** Work instructions **
Look through the records and report how many lines include the word "color", with no other words.

** Dataset **
────────────────────────────────────────

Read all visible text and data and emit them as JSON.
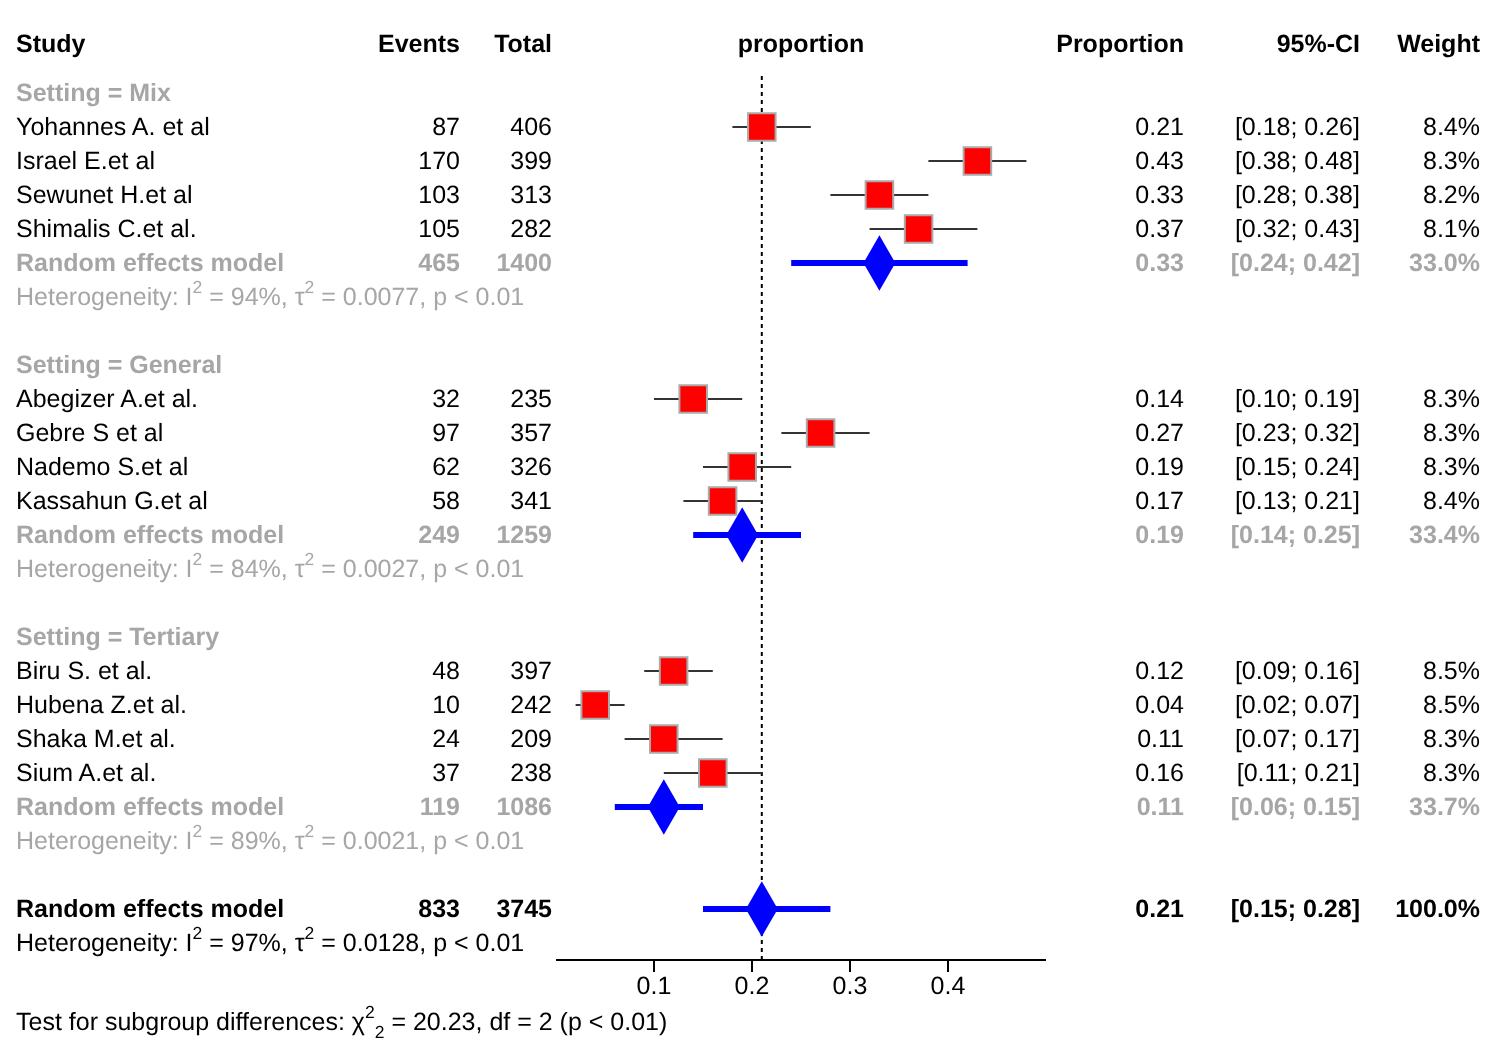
{
  "chart_data": {
    "type": "scatter",
    "orientation": "horizontal",
    "xlabel": "proportion",
    "categories": [
      "Setting = Mix",
      "Yohannes A. et al\t87\t406",
      "Israel E.et al\t170\t399",
      "Sewunet H.et al\t103\t313",
      "Shimalis C.et al.\t105\t282",
      "Random effects model\t465\t1400",
      "Heterogeneity: I$^{2}$ = 94%, τ$^{2}$ = 0.0077, p < 0.01",
      null,
      "Setting = General",
      "Abegizer A.et al.\t32\t235",
      "Gebre S et al\t97\t357",
      "Nademo S.et al\t62\t326",
      "Kassahun G.et al\t58\t341",
      "Random effects model\t249\t1259",
      "Heterogeneity: I$^{2}$ = 84%, τ$^{2}$ = 0.0027, p < 0.01",
      null,
      "Setting = Tertiary",
      "Biru S. et al.\t48\t397",
      "Hubena Z.et al.\t10\t242",
      "Shaka M.et al.\t24\t209",
      "Sium A.et al.\t37\t238",
      "Random effects model\t119\t1086",
      "Heterogeneity: I$^{2}$ = 89%, τ$^{2}$ = 0.0021, p < 0.01",
      null,
      "Random effects model\t833\t3745",
      "Heterogeneity: I$^{2}$ = 97%, τ$^{2}$ = 0.0128, p < 0.01"
    ],
    "series": [
      {
        "color": "#ff0000",
        "marker": "square",
        "values": [
          null,
          0.21,
          0.43,
          0.33,
          0.37,
          null,
          null,
          null,
          null,
          0.14,
          0.27,
          0.19,
          0.17,
          null,
          null,
          null,
          null,
          0.12,
          0.04,
          0.11,
          0.16,
          null,
          null,
          null,
          null,
          null
        ],
        "errors": [
          null,
          [
            0.18,
            0.26
          ],
          [
            0.38,
            0.48
          ],
          [
            0.28,
            0.38
          ],
          [
            0.32,
            0.43
          ],
          null,
          null,
          null,
          null,
          [
            0.1,
            0.19
          ],
          [
            0.23,
            0.32
          ],
          [
            0.15,
            0.24
          ],
          [
            0.13,
            0.21
          ],
          null,
          null,
          null,
          null,
          [
            0.09,
            0.16
          ],
          [
            0.02,
            0.07
          ],
          [
            0.07,
            0.17
          ],
          [
            0.11,
            0.21
          ],
          null,
          null,
          null,
          null,
          null
        ],
        "value_labels": [
          null,
          "0.21\t[0.18; 0.26]\t8.4%",
          "0.43\t[0.38; 0.48]\t8.3%",
          "0.33\t[0.28; 0.38]\t8.2%",
          "0.37\t[0.32; 0.43]\t8.1%",
          null,
          null,
          null,
          null,
          "0.14\t[0.10; 0.19]\t8.3%",
          "0.27\t[0.23; 0.32]\t8.3%",
          "0.19\t[0.15; 0.24]\t8.3%",
          "0.17\t[0.13; 0.21]\t8.4%",
          null,
          null,
          null,
          null,
          "0.12\t[0.09; 0.16]\t8.5%",
          "0.04\t[0.02; 0.07]\t8.5%",
          "0.11\t[0.07; 0.17]\t8.3%",
          "0.16\t[0.11; 0.21]\t8.3%",
          null,
          null,
          null,
          null,
          null
        ]
      },
      {
        "color": "#0000ff",
        "marker": "diamond",
        "values": [
          null,
          null,
          null,
          null,
          null,
          0.33,
          null,
          null,
          null,
          null,
          null,
          null,
          null,
          0.19,
          null,
          null,
          null,
          null,
          null,
          null,
          null,
          0.11,
          null,
          null,
          0.21,
          null
        ],
        "errors": [
          null,
          null,
          null,
          null,
          null,
          [
            0.24,
            0.42
          ],
          null,
          null,
          null,
          null,
          null,
          null,
          null,
          [
            0.14,
            0.25
          ],
          null,
          null,
          null,
          null,
          null,
          null,
          null,
          [
            0.06,
            0.15
          ],
          null,
          null,
          [
            0.15,
            0.28
          ],
          null
        ],
        "value_labels": [
          null,
          null,
          null,
          null,
          null,
          "0.33\t[0.24; 0.42]\t33.0%",
          null,
          null,
          null,
          null,
          null,
          null,
          null,
          "0.19\t[0.14; 0.25]\t33.4%",
          null,
          null,
          null,
          null,
          null,
          null,
          null,
          "0.11\t[0.06; 0.15]\t33.7%",
          null,
          null,
          "0.21\t[0.15; 0.28]\t100.0%",
          null
        ]
      }
    ],
    "xlim": [
      0,
      0.5
    ],
    "xticks": [
      0.1,
      0.2,
      0.3,
      0.4
    ],
    "ref_lines": [
      {
        "axis": "x",
        "value": 0.21,
        "color": "#000000",
        "line_style": "dotted"
      }
    ],
    "annotations": [
      "Study\tEvents\tTotal",
      "Proportion\t95%-CI\tWeight",
      "Test for subgroup differences: χ$^{2}$$_{2}$ = 20.23, df = 2 (p < 0.01)"
    ]
  }
}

────────────────────────────────────────

** Written solution **
3